### [SHORT EXERCISE]
Each line of the listing that contains the word "icon" is to be copied.

[Data excerpts]
++++++++

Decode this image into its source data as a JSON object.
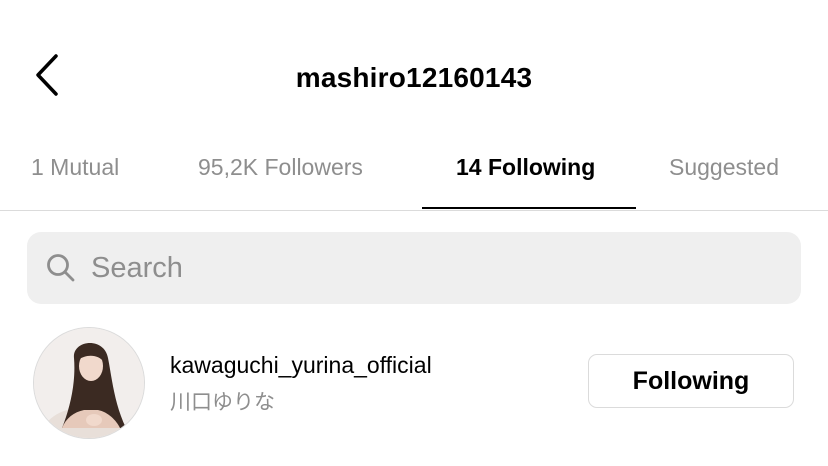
{
  "header": {
    "title": "mashiro12160143",
    "back_icon": "chevron-left-icon"
  },
  "tabs": [
    {
      "label": "1 Mutual",
      "active": false
    },
    {
      "label": "95,2K Followers",
      "active": false
    },
    {
      "label": "14 Following",
      "active": true
    },
    {
      "label": "Suggested",
      "active": false
    }
  ],
  "search": {
    "placeholder": "Search",
    "value": "",
    "icon": "search-icon"
  },
  "users": [
    {
      "username": "kawaguchi_yurina_official",
      "full_name": "川口ゆりな",
      "button_label": "Following"
    }
  ],
  "colors": {
    "secondary_text": "#8e8e8e",
    "divider": "#dbdbdb",
    "search_bg": "#efefef"
  }
}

++++++++

### [WRITTEN REPLY]
    "back_icon": "chevron-left-icon"
    "icon": "search-icon"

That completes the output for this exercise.